TASK: Quote the records in full and leave their pictures out.

RECORDED DATA:

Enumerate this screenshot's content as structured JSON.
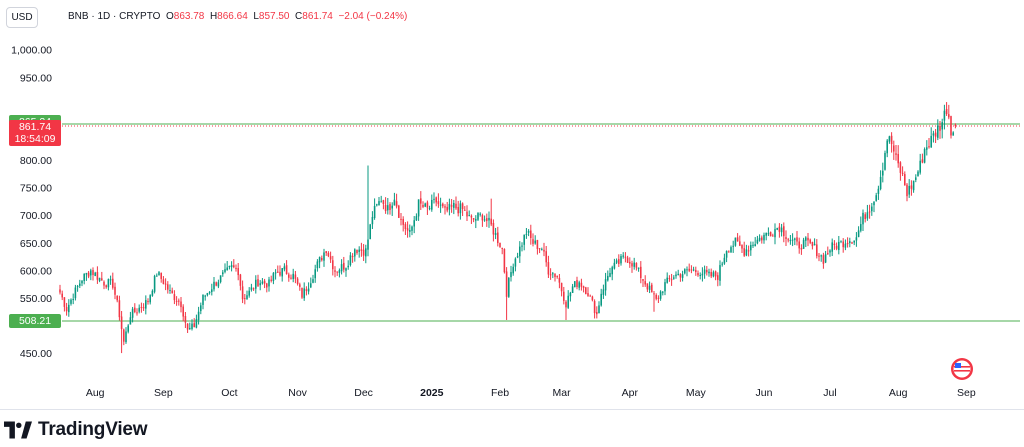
{
  "toolbar": {
    "currency_label": "USD"
  },
  "legend": {
    "symbol": "BNB · 1D · CRYPTO",
    "o_label": "O",
    "o_value": "863.78",
    "h_label": "H",
    "h_value": "866.64",
    "l_label": "L",
    "l_value": "857.50",
    "c_label": "C",
    "c_value": "861.74",
    "change": "−2.04 (−0.24%)"
  },
  "price_tags": {
    "high_line": "865.24",
    "last_price": "861.74",
    "countdown": "18:54:09",
    "low_line": "508.21"
  },
  "branding": {
    "logo_text": "TradingView"
  },
  "colors": {
    "up": "#089981",
    "down": "#f23645",
    "last_tag": "#f23645",
    "line_tag": "#4caf50"
  },
  "chart_data": {
    "type": "candlestick",
    "title": "BNB · 1D · CRYPTO",
    "ylim": [
      400,
      1050
    ],
    "y_ticks": [
      450,
      500,
      550,
      600,
      650,
      700,
      750,
      800,
      850,
      900,
      950,
      1000
    ],
    "y_tick_labels": [
      "450.00",
      "",
      "550.00",
      "600.00",
      "650.00",
      "700.00",
      "750.00",
      "800.00",
      "",
      "",
      "950.00",
      "1,000.00"
    ],
    "x_ticks": [
      {
        "label": "Aug",
        "day": 16
      },
      {
        "label": "Sep",
        "day": 47
      },
      {
        "label": "Oct",
        "day": 77
      },
      {
        "label": "Nov",
        "day": 108
      },
      {
        "label": "Dec",
        "day": 138
      },
      {
        "label": "2025",
        "day": 169
      },
      {
        "label": "Feb",
        "day": 200
      },
      {
        "label": "Mar",
        "day": 228
      },
      {
        "label": "Apr",
        "day": 259
      },
      {
        "label": "May",
        "day": 289
      },
      {
        "label": "Jun",
        "day": 320
      },
      {
        "label": "Jul",
        "day": 350
      },
      {
        "label": "Aug",
        "day": 381
      },
      {
        "label": "Sep",
        "day": 412
      }
    ],
    "horizontal_lines": [
      {
        "value": 865.24,
        "color": "#4caf50"
      },
      {
        "value": 508.21,
        "color": "#4caf50"
      },
      {
        "value": 861.74,
        "color": "#f23645",
        "dotted": true
      }
    ],
    "last": {
      "open": 863.78,
      "high": 866.64,
      "low": 857.5,
      "close": 861.74
    },
    "anchors": [
      [
        0,
        560
      ],
      [
        3,
        530
      ],
      [
        6,
        555
      ],
      [
        10,
        585
      ],
      [
        14,
        600
      ],
      [
        20,
        578
      ],
      [
        24,
        575
      ],
      [
        27,
        520
      ],
      [
        29,
        470
      ],
      [
        32,
        520
      ],
      [
        35,
        528
      ],
      [
        40,
        545
      ],
      [
        44,
        595
      ],
      [
        47,
        580
      ],
      [
        50,
        560
      ],
      [
        55,
        540
      ],
      [
        58,
        490
      ],
      [
        61,
        500
      ],
      [
        65,
        550
      ],
      [
        70,
        575
      ],
      [
        74,
        590
      ],
      [
        78,
        605
      ],
      [
        81,
        600
      ],
      [
        83,
        550
      ],
      [
        86,
        560
      ],
      [
        90,
        580
      ],
      [
        95,
        575
      ],
      [
        98,
        595
      ],
      [
        102,
        600
      ],
      [
        106,
        590
      ],
      [
        110,
        555
      ],
      [
        113,
        575
      ],
      [
        117,
        610
      ],
      [
        121,
        640
      ],
      [
        125,
        600
      ],
      [
        130,
        610
      ],
      [
        134,
        640
      ],
      [
        139,
        635
      ],
      [
        142,
        700
      ],
      [
        146,
        730
      ],
      [
        149,
        710
      ],
      [
        152,
        735
      ],
      [
        155,
        690
      ],
      [
        159,
        665
      ],
      [
        163,
        720
      ],
      [
        167,
        710
      ],
      [
        171,
        725
      ],
      [
        175,
        705
      ],
      [
        179,
        715
      ],
      [
        183,
        710
      ],
      [
        187,
        690
      ],
      [
        192,
        700
      ],
      [
        196,
        680
      ],
      [
        201,
        640
      ],
      [
        203,
        560
      ],
      [
        206,
        615
      ],
      [
        209,
        640
      ],
      [
        212,
        670
      ],
      [
        215,
        650
      ],
      [
        219,
        640
      ],
      [
        222,
        600
      ],
      [
        226,
        590
      ],
      [
        230,
        540
      ],
      [
        233,
        570
      ],
      [
        236,
        580
      ],
      [
        240,
        560
      ],
      [
        244,
        520
      ],
      [
        246,
        560
      ],
      [
        250,
        600
      ],
      [
        253,
        610
      ],
      [
        257,
        625
      ],
      [
        261,
        610
      ],
      [
        264,
        590
      ],
      [
        268,
        565
      ],
      [
        271,
        545
      ],
      [
        275,
        575
      ],
      [
        279,
        590
      ],
      [
        283,
        595
      ],
      [
        287,
        600
      ],
      [
        291,
        598
      ],
      [
        295,
        590
      ],
      [
        299,
        590
      ],
      [
        303,
        640
      ],
      [
        307,
        650
      ],
      [
        311,
        635
      ],
      [
        315,
        650
      ],
      [
        319,
        660
      ],
      [
        323,
        670
      ],
      [
        327,
        680
      ],
      [
        331,
        660
      ],
      [
        335,
        645
      ],
      [
        339,
        650
      ],
      [
        343,
        640
      ],
      [
        347,
        620
      ],
      [
        350,
        640
      ],
      [
        354,
        648
      ],
      [
        358,
        655
      ],
      [
        362,
        660
      ],
      [
        365,
        695
      ],
      [
        368,
        715
      ],
      [
        371,
        740
      ],
      [
        374,
        790
      ],
      [
        376,
        840
      ],
      [
        378,
        830
      ],
      [
        380,
        800
      ],
      [
        383,
        770
      ],
      [
        385,
        740
      ],
      [
        388,
        760
      ],
      [
        391,
        790
      ],
      [
        393,
        820
      ],
      [
        395,
        830
      ],
      [
        398,
        850
      ],
      [
        401,
        870
      ],
      [
        403,
        895
      ],
      [
        404,
        880
      ],
      [
        405,
        850
      ],
      [
        406,
        863
      ],
      [
        407,
        862
      ]
    ],
    "wick_spikes": [
      [
        28,
        450
      ],
      [
        140,
        790
      ],
      [
        203,
        510
      ],
      [
        230,
        510
      ],
      [
        196,
        730
      ],
      [
        238,
        560
      ],
      [
        270,
        525
      ],
      [
        404,
        900
      ]
    ]
  }
}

RESULT OF THE TASK:
Enumerate this screenshot's content as structured JSON.
{
  "toolbar": {
    "currency_label": "USD"
  },
  "legend": {
    "symbol": "BNB · 1D · CRYPTO",
    "o_label": "O",
    "o_value": "863.78",
    "h_label": "H",
    "h_value": "866.64",
    "l_label": "L",
    "l_value": "857.50",
    "c_label": "C",
    "c_value": "861.74",
    "change": "−2.04 (−0.24%)"
  },
  "price_tags": {
    "high_line": "865.24",
    "last_price": "861.74",
    "countdown": "18:54:09",
    "low_line": "508.21"
  },
  "branding": {
    "logo_text": "TradingView"
  },
  "colors": {
    "up": "#089981",
    "down": "#f23645",
    "last_tag": "#f23645",
    "line_tag": "#4caf50"
  },
  "chart_data": {
    "type": "candlestick",
    "title": "BNB · 1D · CRYPTO",
    "ylim": [
      400,
      1050
    ],
    "y_ticks": [
      450,
      500,
      550,
      600,
      650,
      700,
      750,
      800,
      850,
      900,
      950,
      1000
    ],
    "y_tick_labels": [
      "450.00",
      "",
      "550.00",
      "600.00",
      "650.00",
      "700.00",
      "750.00",
      "800.00",
      "",
      "",
      "950.00",
      "1,000.00"
    ],
    "x_ticks": [
      {
        "label": "Aug",
        "day": 16
      },
      {
        "label": "Sep",
        "day": 47
      },
      {
        "label": "Oct",
        "day": 77
      },
      {
        "label": "Nov",
        "day": 108
      },
      {
        "label": "Dec",
        "day": 138
      },
      {
        "label": "2025",
        "day": 169
      },
      {
        "label": "Feb",
        "day": 200
      },
      {
        "label": "Mar",
        "day": 228
      },
      {
        "label": "Apr",
        "day": 259
      },
      {
        "label": "May",
        "day": 289
      },
      {
        "label": "Jun",
        "day": 320
      },
      {
        "label": "Jul",
        "day": 350
      },
      {
        "label": "Aug",
        "day": 381
      },
      {
        "label": "Sep",
        "day": 412
      }
    ],
    "horizontal_lines": [
      {
        "value": 865.24,
        "color": "#4caf50"
      },
      {
        "value": 508.21,
        "color": "#4caf50"
      },
      {
        "value": 861.74,
        "color": "#f23645",
        "dotted": true
      }
    ],
    "last": {
      "open": 863.78,
      "high": 866.64,
      "low": 857.5,
      "close": 861.74
    },
    "anchors": [
      [
        0,
        560
      ],
      [
        3,
        530
      ],
      [
        6,
        555
      ],
      [
        10,
        585
      ],
      [
        14,
        600
      ],
      [
        20,
        578
      ],
      [
        24,
        575
      ],
      [
        27,
        520
      ],
      [
        29,
        470
      ],
      [
        32,
        520
      ],
      [
        35,
        528
      ],
      [
        40,
        545
      ],
      [
        44,
        595
      ],
      [
        47,
        580
      ],
      [
        50,
        560
      ],
      [
        55,
        540
      ],
      [
        58,
        490
      ],
      [
        61,
        500
      ],
      [
        65,
        550
      ],
      [
        70,
        575
      ],
      [
        74,
        590
      ],
      [
        78,
        605
      ],
      [
        81,
        600
      ],
      [
        83,
        550
      ],
      [
        86,
        560
      ],
      [
        90,
        580
      ],
      [
        95,
        575
      ],
      [
        98,
        595
      ],
      [
        102,
        600
      ],
      [
        106,
        590
      ],
      [
        110,
        555
      ],
      [
        113,
        575
      ],
      [
        117,
        610
      ],
      [
        121,
        640
      ],
      [
        125,
        600
      ],
      [
        130,
        610
      ],
      [
        134,
        640
      ],
      [
        139,
        635
      ],
      [
        142,
        700
      ],
      [
        146,
        730
      ],
      [
        149,
        710
      ],
      [
        152,
        735
      ],
      [
        155,
        690
      ],
      [
        159,
        665
      ],
      [
        163,
        720
      ],
      [
        167,
        710
      ],
      [
        171,
        725
      ],
      [
        175,
        705
      ],
      [
        179,
        715
      ],
      [
        183,
        710
      ],
      [
        187,
        690
      ],
      [
        192,
        700
      ],
      [
        196,
        680
      ],
      [
        201,
        640
      ],
      [
        203,
        560
      ],
      [
        206,
        615
      ],
      [
        209,
        640
      ],
      [
        212,
        670
      ],
      [
        215,
        650
      ],
      [
        219,
        640
      ],
      [
        222,
        600
      ],
      [
        226,
        590
      ],
      [
        230,
        540
      ],
      [
        233,
        570
      ],
      [
        236,
        580
      ],
      [
        240,
        560
      ],
      [
        244,
        520
      ],
      [
        246,
        560
      ],
      [
        250,
        600
      ],
      [
        253,
        610
      ],
      [
        257,
        625
      ],
      [
        261,
        610
      ],
      [
        264,
        590
      ],
      [
        268,
        565
      ],
      [
        271,
        545
      ],
      [
        275,
        575
      ],
      [
        279,
        590
      ],
      [
        283,
        595
      ],
      [
        287,
        600
      ],
      [
        291,
        598
      ],
      [
        295,
        590
      ],
      [
        299,
        590
      ],
      [
        303,
        640
      ],
      [
        307,
        650
      ],
      [
        311,
        635
      ],
      [
        315,
        650
      ],
      [
        319,
        660
      ],
      [
        323,
        670
      ],
      [
        327,
        680
      ],
      [
        331,
        660
      ],
      [
        335,
        645
      ],
      [
        339,
        650
      ],
      [
        343,
        640
      ],
      [
        347,
        620
      ],
      [
        350,
        640
      ],
      [
        354,
        648
      ],
      [
        358,
        655
      ],
      [
        362,
        660
      ],
      [
        365,
        695
      ],
      [
        368,
        715
      ],
      [
        371,
        740
      ],
      [
        374,
        790
      ],
      [
        376,
        840
      ],
      [
        378,
        830
      ],
      [
        380,
        800
      ],
      [
        383,
        770
      ],
      [
        385,
        740
      ],
      [
        388,
        760
      ],
      [
        391,
        790
      ],
      [
        393,
        820
      ],
      [
        395,
        830
      ],
      [
        398,
        850
      ],
      [
        401,
        870
      ],
      [
        403,
        895
      ],
      [
        404,
        880
      ],
      [
        405,
        850
      ],
      [
        406,
        863
      ],
      [
        407,
        862
      ]
    ],
    "wick_spikes": [
      [
        28,
        450
      ],
      [
        140,
        790
      ],
      [
        203,
        510
      ],
      [
        230,
        510
      ],
      [
        196,
        730
      ],
      [
        238,
        560
      ],
      [
        270,
        525
      ],
      [
        404,
        900
      ]
    ]
  }
}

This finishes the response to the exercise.